** Start of Input rows **

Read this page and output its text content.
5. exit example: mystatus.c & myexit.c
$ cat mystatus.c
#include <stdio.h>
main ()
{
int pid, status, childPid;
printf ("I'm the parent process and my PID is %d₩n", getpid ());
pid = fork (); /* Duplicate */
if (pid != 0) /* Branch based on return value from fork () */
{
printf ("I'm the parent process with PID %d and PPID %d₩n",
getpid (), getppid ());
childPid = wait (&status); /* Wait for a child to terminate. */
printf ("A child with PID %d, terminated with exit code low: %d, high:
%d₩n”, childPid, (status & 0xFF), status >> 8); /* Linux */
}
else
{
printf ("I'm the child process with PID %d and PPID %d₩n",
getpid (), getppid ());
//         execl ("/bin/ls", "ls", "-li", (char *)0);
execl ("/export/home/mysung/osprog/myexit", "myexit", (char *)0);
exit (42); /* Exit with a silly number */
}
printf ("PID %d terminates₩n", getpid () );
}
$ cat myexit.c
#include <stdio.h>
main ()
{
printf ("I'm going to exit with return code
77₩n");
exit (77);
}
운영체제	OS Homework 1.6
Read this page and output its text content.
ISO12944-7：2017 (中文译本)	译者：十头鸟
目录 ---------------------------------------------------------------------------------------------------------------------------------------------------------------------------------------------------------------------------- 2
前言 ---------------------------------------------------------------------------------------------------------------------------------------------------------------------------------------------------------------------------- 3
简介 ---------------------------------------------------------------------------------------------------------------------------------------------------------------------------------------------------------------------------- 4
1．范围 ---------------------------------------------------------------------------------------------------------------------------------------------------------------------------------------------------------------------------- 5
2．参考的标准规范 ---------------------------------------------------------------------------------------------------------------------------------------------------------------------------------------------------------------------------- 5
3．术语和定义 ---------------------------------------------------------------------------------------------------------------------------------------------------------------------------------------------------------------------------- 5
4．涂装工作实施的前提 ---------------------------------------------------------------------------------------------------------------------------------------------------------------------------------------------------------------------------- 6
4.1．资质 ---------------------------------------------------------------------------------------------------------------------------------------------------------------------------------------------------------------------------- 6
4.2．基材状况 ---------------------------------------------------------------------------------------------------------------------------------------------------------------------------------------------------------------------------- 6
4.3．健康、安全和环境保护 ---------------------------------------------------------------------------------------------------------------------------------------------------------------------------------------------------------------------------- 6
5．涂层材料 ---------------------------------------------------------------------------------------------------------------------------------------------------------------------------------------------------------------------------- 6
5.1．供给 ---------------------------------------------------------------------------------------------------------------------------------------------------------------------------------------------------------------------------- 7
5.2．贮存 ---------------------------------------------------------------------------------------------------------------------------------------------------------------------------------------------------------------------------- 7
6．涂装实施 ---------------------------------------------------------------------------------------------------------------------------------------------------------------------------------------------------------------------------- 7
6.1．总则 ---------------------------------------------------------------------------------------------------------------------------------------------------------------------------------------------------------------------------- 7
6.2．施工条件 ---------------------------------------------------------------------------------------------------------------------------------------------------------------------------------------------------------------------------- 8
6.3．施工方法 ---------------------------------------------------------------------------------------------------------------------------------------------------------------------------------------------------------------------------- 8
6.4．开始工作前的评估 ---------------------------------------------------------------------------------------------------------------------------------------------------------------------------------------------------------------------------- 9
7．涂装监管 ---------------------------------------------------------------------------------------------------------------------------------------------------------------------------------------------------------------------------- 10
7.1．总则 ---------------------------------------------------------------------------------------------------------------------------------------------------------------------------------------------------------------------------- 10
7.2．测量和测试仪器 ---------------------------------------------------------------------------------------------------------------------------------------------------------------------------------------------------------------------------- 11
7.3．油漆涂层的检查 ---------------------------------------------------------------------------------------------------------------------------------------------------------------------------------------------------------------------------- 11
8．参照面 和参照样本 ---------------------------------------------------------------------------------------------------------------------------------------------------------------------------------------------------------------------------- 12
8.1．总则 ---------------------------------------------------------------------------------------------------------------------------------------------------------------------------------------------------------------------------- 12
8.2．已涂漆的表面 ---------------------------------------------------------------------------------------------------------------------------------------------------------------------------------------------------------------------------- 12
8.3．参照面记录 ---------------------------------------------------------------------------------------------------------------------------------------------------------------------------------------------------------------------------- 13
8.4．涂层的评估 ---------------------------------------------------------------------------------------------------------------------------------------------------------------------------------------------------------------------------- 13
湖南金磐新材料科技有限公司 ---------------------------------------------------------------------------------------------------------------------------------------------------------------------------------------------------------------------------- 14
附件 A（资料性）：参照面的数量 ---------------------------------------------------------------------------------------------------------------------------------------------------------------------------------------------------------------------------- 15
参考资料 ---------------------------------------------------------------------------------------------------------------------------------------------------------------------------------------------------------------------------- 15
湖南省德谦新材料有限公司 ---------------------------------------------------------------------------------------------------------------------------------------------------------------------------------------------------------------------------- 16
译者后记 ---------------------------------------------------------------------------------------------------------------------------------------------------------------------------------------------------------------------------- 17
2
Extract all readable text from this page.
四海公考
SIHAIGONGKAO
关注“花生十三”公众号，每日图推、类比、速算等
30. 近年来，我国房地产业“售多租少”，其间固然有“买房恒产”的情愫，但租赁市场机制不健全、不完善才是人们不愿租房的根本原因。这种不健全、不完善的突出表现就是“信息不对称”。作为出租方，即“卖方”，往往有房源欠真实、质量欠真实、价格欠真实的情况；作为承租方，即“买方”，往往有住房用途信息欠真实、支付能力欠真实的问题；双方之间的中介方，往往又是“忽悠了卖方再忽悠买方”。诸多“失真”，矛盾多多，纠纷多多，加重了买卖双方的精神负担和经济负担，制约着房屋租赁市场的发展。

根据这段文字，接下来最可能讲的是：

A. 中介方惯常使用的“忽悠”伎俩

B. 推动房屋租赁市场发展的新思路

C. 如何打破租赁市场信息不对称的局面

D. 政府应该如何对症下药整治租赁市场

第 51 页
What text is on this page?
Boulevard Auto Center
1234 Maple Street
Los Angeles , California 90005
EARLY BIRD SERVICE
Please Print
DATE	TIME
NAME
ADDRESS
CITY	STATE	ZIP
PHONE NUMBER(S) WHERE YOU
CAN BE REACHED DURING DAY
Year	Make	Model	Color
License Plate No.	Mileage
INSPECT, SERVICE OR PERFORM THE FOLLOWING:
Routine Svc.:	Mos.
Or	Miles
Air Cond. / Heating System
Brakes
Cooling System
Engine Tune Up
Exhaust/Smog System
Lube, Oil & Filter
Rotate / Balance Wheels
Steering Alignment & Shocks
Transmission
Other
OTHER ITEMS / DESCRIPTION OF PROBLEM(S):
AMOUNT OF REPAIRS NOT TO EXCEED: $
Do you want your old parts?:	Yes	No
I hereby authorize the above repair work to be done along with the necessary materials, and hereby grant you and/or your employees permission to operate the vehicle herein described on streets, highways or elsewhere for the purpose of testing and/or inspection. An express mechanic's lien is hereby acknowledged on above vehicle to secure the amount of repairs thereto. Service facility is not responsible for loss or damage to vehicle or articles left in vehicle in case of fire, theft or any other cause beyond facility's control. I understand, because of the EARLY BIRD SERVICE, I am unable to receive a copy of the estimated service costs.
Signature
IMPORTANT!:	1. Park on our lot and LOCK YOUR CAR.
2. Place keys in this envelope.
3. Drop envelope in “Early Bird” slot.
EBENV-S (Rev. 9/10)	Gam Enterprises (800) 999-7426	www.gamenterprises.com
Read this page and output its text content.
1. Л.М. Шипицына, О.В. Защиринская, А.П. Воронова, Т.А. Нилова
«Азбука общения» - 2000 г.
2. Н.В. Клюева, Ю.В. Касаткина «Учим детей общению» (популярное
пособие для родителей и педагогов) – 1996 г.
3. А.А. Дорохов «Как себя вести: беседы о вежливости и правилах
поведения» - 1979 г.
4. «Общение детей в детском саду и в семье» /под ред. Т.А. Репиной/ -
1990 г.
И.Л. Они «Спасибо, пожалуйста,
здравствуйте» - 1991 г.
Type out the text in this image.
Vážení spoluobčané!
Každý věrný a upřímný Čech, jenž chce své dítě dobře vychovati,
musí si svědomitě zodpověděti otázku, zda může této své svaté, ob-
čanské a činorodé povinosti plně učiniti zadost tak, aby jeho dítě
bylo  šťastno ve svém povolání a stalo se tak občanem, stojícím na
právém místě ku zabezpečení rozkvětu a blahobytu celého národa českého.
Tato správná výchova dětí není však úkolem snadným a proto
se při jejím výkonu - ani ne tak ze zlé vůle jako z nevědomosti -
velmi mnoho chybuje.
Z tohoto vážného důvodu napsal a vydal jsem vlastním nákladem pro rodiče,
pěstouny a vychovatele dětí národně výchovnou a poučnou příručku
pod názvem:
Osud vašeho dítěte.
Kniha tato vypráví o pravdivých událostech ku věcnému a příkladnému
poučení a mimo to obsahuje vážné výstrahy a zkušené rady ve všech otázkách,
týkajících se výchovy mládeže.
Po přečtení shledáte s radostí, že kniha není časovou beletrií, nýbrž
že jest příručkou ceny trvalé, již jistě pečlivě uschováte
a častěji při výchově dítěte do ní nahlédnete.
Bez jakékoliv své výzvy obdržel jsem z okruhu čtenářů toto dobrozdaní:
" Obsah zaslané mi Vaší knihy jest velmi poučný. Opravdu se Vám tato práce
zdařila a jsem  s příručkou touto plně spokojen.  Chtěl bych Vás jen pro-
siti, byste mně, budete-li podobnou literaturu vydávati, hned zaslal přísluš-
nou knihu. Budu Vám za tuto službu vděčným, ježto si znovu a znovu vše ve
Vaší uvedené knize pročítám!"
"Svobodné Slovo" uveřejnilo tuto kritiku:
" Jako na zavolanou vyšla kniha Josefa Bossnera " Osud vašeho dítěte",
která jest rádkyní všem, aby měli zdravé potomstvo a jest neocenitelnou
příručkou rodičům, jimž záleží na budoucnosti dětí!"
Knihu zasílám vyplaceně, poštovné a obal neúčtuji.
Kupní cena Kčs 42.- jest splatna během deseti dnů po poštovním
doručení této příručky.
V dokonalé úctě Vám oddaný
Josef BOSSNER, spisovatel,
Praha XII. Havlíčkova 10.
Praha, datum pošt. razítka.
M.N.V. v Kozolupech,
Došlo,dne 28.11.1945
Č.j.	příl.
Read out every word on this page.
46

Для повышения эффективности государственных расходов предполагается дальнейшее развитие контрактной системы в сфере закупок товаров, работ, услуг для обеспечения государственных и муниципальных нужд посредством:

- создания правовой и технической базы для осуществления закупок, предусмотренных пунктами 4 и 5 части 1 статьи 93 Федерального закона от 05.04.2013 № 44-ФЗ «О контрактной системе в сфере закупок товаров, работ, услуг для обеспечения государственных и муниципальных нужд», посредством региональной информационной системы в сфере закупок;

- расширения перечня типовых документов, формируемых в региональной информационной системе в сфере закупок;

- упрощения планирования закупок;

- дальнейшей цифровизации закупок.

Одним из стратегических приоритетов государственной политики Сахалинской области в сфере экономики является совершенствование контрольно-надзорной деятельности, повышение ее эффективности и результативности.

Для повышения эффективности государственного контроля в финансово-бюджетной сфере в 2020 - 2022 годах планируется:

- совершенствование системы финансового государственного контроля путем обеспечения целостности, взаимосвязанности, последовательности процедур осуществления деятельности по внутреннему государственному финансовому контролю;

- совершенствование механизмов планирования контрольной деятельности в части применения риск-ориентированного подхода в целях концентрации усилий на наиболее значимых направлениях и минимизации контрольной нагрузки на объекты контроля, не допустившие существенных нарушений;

** End of Input rows **

[Stated goal] Search the preceding listing for "Praha" and extract every line where it is found.

[Worked answer]
Praha XII. Havlíčkova 10.
Praha, datum pošt. razítka.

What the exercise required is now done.